Beneath this task is a listing. State how many of its lines include the string "name", giving nothing but the number.

━━ LISTED RECORDS ━━

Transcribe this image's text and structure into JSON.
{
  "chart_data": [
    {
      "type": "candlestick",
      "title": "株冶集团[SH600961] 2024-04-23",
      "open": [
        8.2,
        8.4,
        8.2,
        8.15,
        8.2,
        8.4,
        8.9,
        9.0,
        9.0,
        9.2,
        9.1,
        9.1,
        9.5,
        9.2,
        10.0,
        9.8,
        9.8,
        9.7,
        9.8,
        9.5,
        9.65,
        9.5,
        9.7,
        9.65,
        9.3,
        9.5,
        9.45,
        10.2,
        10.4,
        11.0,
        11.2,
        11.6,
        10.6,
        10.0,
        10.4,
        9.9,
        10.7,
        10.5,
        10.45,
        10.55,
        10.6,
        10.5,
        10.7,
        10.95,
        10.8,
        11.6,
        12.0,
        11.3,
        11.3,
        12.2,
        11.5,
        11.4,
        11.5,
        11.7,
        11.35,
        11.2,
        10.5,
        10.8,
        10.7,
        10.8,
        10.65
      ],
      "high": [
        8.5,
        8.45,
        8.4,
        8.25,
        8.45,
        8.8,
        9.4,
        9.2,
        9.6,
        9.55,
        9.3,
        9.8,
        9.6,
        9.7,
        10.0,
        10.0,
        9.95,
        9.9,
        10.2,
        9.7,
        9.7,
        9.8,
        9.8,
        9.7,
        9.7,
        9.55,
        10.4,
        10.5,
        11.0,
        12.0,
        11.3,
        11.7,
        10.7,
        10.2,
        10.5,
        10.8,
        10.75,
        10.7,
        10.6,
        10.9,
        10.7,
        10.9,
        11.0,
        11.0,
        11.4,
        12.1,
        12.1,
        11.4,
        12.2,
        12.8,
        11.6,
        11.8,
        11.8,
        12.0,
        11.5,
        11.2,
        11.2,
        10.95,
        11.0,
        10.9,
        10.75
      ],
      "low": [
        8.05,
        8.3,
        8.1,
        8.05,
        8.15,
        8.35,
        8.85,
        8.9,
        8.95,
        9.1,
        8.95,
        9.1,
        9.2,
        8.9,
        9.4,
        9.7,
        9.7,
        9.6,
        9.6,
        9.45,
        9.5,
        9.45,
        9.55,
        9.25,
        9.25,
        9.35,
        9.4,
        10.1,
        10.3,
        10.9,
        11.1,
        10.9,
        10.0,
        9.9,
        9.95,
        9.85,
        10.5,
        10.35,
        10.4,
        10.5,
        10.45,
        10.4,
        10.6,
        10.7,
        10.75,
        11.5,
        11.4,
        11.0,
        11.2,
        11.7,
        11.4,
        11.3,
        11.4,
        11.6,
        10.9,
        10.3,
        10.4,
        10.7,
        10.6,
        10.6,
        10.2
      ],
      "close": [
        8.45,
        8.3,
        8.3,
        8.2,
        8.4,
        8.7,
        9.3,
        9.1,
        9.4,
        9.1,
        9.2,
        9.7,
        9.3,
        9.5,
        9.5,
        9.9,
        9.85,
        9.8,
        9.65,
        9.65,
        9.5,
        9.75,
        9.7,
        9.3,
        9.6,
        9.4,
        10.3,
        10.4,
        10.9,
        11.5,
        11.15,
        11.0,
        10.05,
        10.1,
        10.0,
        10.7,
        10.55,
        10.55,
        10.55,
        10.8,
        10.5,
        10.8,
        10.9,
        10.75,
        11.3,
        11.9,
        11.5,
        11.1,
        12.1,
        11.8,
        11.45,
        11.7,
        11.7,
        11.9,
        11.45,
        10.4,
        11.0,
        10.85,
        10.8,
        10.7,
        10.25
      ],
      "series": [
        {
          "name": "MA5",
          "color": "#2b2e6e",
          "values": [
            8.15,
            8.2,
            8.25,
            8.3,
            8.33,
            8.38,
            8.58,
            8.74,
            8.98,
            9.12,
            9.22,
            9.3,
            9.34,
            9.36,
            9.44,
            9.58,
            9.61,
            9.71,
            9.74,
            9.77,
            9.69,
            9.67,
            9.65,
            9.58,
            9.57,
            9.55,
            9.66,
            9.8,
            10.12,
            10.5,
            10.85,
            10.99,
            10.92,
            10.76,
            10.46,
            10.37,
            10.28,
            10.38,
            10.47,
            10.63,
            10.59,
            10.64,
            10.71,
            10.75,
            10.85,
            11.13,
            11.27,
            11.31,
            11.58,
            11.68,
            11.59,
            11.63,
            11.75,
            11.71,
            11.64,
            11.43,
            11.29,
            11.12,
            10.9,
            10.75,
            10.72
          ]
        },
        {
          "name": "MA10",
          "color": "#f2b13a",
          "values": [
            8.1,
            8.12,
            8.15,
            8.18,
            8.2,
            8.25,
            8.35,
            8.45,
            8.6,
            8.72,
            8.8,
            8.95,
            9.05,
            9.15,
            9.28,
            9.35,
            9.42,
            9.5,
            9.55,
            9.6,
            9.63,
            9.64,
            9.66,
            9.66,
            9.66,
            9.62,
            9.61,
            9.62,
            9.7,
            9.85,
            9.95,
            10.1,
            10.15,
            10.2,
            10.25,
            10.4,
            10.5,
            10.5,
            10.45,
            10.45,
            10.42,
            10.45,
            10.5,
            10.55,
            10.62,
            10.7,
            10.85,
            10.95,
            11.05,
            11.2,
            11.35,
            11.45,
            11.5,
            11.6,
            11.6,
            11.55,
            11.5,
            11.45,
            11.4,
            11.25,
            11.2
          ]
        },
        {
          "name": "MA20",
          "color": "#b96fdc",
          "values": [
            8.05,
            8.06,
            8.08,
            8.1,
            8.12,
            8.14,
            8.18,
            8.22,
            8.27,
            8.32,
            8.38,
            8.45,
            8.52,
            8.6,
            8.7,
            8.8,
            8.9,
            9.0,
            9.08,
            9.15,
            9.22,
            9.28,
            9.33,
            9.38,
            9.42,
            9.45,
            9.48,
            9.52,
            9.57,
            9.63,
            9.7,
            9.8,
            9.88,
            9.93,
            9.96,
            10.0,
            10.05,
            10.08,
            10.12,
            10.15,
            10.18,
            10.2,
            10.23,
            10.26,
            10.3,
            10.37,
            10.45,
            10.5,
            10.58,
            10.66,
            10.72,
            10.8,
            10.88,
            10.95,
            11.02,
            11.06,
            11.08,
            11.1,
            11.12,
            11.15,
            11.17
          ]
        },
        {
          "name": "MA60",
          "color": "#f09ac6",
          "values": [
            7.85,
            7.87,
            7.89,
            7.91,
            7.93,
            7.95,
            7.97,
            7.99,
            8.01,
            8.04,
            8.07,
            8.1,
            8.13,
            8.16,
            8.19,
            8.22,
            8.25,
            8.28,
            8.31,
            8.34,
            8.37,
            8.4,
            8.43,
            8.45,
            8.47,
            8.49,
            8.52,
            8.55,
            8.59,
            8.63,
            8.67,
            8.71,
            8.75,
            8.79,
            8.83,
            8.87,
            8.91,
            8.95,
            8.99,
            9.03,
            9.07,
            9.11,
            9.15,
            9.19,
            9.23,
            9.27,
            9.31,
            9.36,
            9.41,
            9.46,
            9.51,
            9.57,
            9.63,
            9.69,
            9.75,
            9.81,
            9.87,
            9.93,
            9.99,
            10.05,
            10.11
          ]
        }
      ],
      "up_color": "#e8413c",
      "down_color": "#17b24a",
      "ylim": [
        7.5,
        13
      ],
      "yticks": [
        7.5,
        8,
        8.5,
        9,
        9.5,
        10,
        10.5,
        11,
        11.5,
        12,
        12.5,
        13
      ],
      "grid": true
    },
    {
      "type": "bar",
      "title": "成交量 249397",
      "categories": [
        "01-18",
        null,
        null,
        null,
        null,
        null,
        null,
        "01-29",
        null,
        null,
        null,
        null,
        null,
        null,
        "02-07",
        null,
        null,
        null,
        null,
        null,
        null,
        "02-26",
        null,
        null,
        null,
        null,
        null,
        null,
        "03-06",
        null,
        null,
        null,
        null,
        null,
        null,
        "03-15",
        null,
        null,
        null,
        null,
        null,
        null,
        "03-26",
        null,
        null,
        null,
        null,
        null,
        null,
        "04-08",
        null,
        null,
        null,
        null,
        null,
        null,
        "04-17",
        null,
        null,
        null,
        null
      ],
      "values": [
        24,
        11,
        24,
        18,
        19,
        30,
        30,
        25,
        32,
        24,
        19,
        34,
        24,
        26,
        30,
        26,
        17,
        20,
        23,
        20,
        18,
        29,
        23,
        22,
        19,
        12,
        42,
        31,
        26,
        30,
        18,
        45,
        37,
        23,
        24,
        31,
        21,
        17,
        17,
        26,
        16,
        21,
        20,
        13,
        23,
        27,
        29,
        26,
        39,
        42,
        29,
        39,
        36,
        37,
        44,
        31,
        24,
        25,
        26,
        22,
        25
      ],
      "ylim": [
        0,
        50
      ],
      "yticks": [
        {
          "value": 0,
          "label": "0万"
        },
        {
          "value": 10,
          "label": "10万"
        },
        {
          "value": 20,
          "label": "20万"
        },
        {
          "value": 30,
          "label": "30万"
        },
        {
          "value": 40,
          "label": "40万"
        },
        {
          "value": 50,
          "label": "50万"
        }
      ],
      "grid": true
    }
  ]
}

━━━

▸ **EXERCISE RESPONSE**: 4